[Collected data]
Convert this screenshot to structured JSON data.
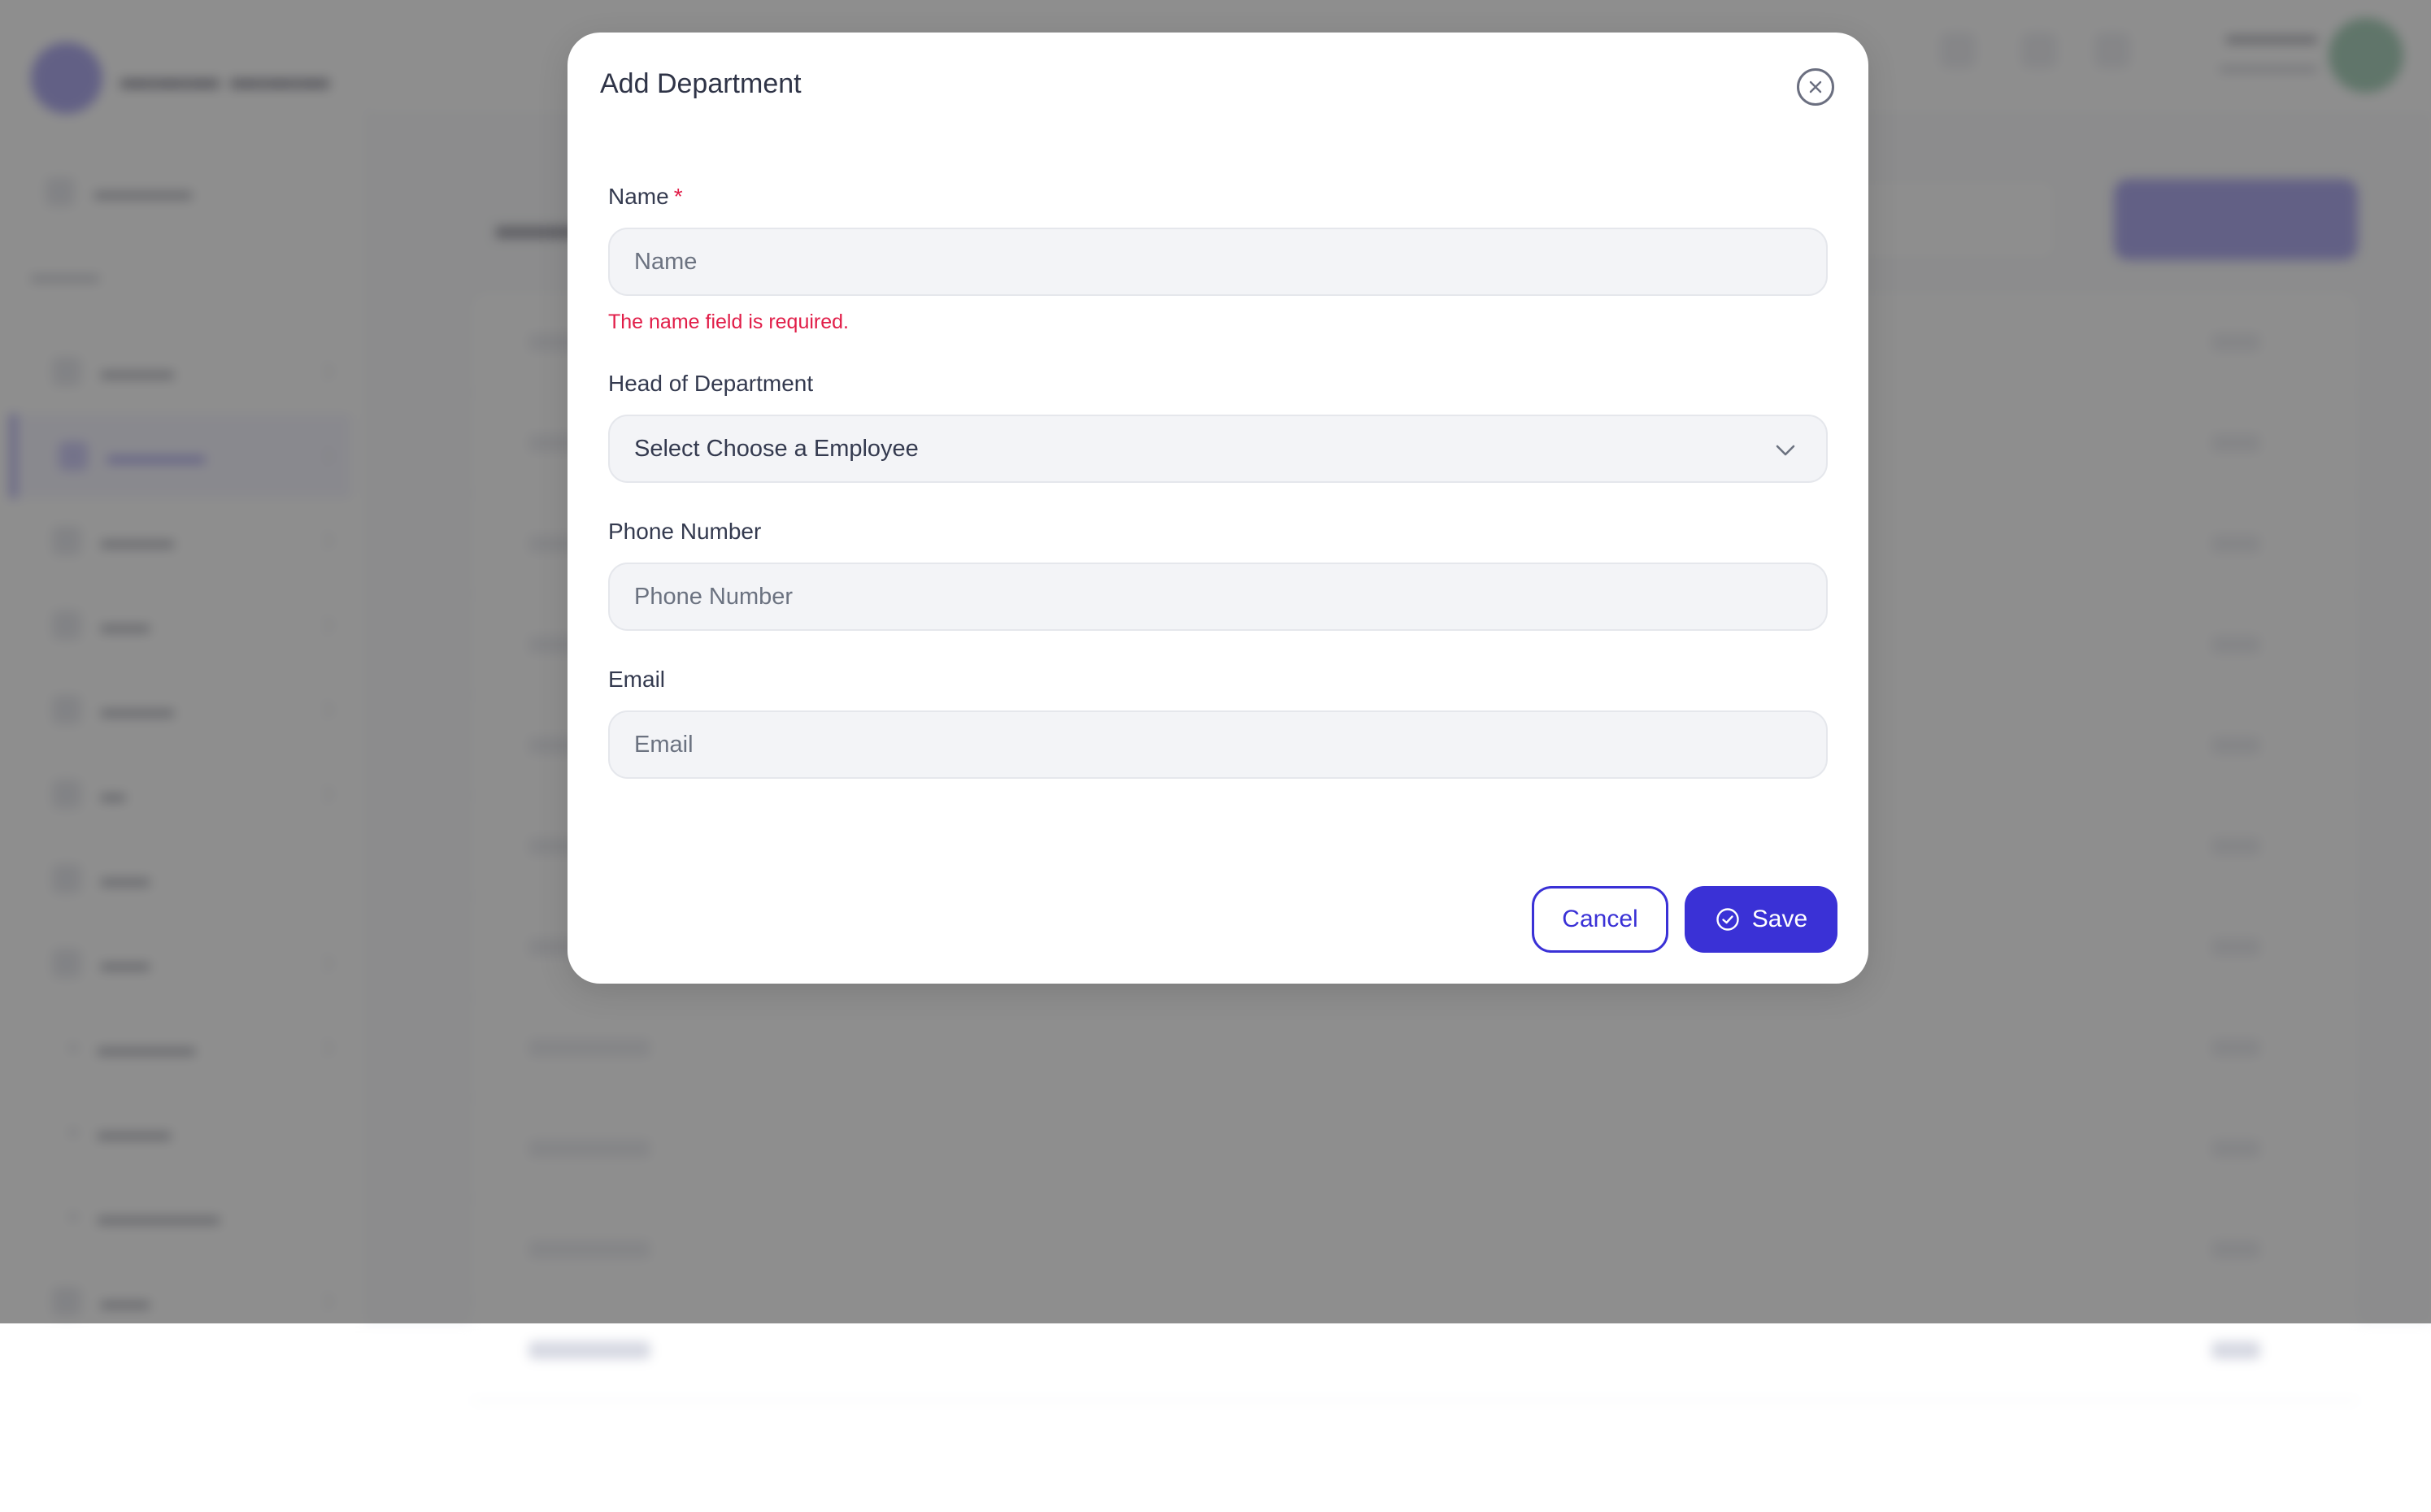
{
  "modal": {
    "title": "Add Department",
    "fields": {
      "name": {
        "label": "Name",
        "required_mark": "*",
        "placeholder": "Name",
        "value": "",
        "error": "The name field is required."
      },
      "head": {
        "label": "Head of Department",
        "selected": "Select Choose a Employee"
      },
      "phone": {
        "label": "Phone Number",
        "placeholder": "Phone Number",
        "value": ""
      },
      "email": {
        "label": "Email",
        "placeholder": "Email",
        "value": ""
      }
    },
    "buttons": {
      "cancel": "Cancel",
      "save": "Save"
    }
  },
  "icons": {
    "close": "close-circle-icon",
    "dropdown": "chevron-down-icon",
    "save": "check-circle-icon"
  },
  "colors": {
    "primary": "#3a31d6",
    "error": "#e11d48",
    "overlay": "rgba(110,110,110,0.78)"
  }
}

- _What is being asked_:
Reproduce the material above verbatim; omit every picture.

- _Expected output_:
Convert this screenshot to structured JSON data.
{
  "modal": {
    "title": "Add Department",
    "fields": {
      "name": {
        "label": "Name",
        "required_mark": "*",
        "placeholder": "Name",
        "value": "",
        "error": "The name field is required."
      },
      "head": {
        "label": "Head of Department",
        "selected": "Select Choose a Employee"
      },
      "phone": {
        "label": "Phone Number",
        "placeholder": "Phone Number",
        "value": ""
      },
      "email": {
        "label": "Email",
        "placeholder": "Email",
        "value": ""
      }
    },
    "buttons": {
      "cancel": "Cancel",
      "save": "Save"
    }
  },
  "icons": {
    "close": "close-circle-icon",
    "dropdown": "chevron-down-icon",
    "save": "check-circle-icon"
  },
  "colors": {
    "primary": "#3a31d6",
    "error": "#e11d48",
    "overlay": "rgba(110,110,110,0.78)"
  }
}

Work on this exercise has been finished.